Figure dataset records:
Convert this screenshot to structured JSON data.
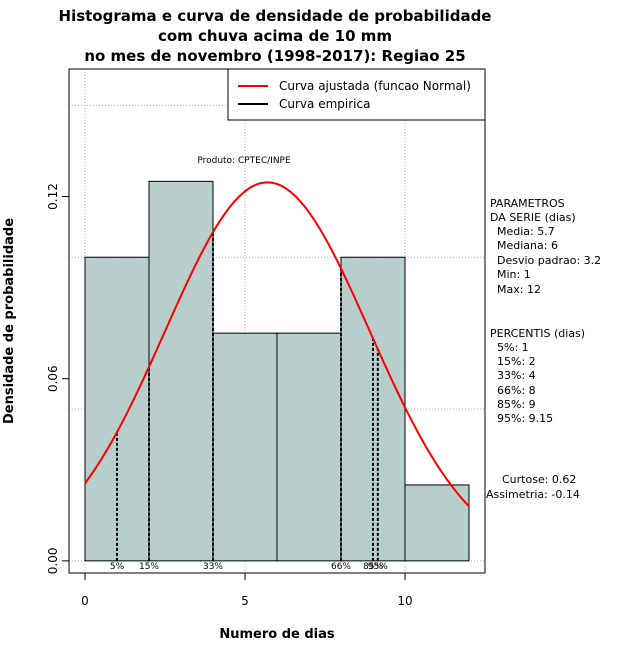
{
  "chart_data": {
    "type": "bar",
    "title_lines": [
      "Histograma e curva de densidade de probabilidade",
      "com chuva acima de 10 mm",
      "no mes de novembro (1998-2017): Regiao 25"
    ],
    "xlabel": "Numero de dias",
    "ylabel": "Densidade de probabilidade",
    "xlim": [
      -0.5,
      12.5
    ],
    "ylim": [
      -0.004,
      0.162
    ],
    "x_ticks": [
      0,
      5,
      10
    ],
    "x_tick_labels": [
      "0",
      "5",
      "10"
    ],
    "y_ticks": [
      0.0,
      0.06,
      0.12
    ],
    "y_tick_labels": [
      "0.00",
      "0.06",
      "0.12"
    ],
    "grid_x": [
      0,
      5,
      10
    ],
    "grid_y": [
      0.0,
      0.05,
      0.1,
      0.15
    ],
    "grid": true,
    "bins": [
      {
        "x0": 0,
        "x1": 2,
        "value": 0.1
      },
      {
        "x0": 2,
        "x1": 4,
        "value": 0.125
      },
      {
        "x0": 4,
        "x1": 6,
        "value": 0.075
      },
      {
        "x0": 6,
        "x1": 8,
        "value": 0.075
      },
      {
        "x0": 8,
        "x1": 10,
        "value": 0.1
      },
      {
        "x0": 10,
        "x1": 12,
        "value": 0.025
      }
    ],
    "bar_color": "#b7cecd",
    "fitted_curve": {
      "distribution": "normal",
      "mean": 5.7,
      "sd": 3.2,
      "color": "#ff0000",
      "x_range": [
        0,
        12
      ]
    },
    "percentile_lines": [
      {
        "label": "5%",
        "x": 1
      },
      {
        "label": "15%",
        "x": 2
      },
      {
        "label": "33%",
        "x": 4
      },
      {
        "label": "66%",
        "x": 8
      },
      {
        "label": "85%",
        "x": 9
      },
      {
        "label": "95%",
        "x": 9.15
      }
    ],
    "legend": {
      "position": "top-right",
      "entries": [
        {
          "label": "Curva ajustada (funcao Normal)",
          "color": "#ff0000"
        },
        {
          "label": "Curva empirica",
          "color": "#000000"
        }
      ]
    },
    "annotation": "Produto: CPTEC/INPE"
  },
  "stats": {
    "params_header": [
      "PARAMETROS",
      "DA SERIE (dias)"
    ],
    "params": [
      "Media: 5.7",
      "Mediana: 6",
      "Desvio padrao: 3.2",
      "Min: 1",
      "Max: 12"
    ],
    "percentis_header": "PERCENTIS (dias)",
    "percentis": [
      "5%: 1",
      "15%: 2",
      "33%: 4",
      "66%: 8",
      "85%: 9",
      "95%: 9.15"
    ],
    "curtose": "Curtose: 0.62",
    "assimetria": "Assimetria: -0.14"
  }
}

* * *

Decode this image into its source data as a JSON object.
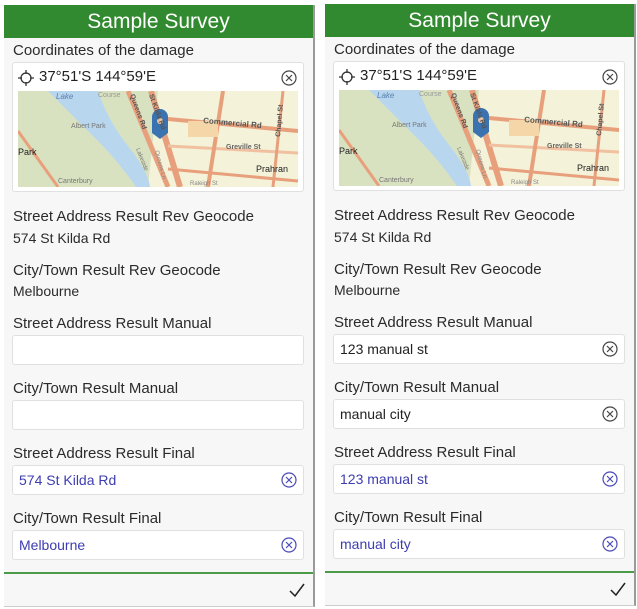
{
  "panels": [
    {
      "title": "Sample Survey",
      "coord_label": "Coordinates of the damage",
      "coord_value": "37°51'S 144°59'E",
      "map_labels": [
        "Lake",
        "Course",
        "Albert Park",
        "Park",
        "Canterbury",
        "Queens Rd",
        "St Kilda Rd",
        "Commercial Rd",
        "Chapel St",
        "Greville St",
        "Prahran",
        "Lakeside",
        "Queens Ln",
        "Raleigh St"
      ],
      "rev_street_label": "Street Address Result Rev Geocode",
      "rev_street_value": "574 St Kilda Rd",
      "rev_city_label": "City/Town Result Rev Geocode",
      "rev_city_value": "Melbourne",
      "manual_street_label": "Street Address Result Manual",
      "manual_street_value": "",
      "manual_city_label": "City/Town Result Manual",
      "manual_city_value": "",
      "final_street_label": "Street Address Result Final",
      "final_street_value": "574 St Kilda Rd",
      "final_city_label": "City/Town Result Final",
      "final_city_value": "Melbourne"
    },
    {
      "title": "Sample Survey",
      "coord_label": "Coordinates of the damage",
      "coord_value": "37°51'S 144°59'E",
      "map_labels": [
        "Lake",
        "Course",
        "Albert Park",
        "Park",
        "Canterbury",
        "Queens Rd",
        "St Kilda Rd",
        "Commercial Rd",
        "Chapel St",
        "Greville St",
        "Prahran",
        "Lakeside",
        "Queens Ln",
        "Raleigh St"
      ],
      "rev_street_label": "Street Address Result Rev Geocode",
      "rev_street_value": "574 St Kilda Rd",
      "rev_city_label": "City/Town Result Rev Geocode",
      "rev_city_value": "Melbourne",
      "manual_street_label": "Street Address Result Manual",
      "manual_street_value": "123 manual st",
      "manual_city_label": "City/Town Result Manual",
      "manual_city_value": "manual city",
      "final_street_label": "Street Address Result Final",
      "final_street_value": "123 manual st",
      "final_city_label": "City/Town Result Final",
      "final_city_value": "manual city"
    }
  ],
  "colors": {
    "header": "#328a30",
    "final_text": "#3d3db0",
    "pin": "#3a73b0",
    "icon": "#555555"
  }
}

Stated exercise:
Scan the listing above for the word "dias" and show each line where it is found.

Answer to this problem:
    "xlabel": "Numero de dias",
      "DA SERIE (dias)"
    "percentis_header": "PERCENTIS (dias)",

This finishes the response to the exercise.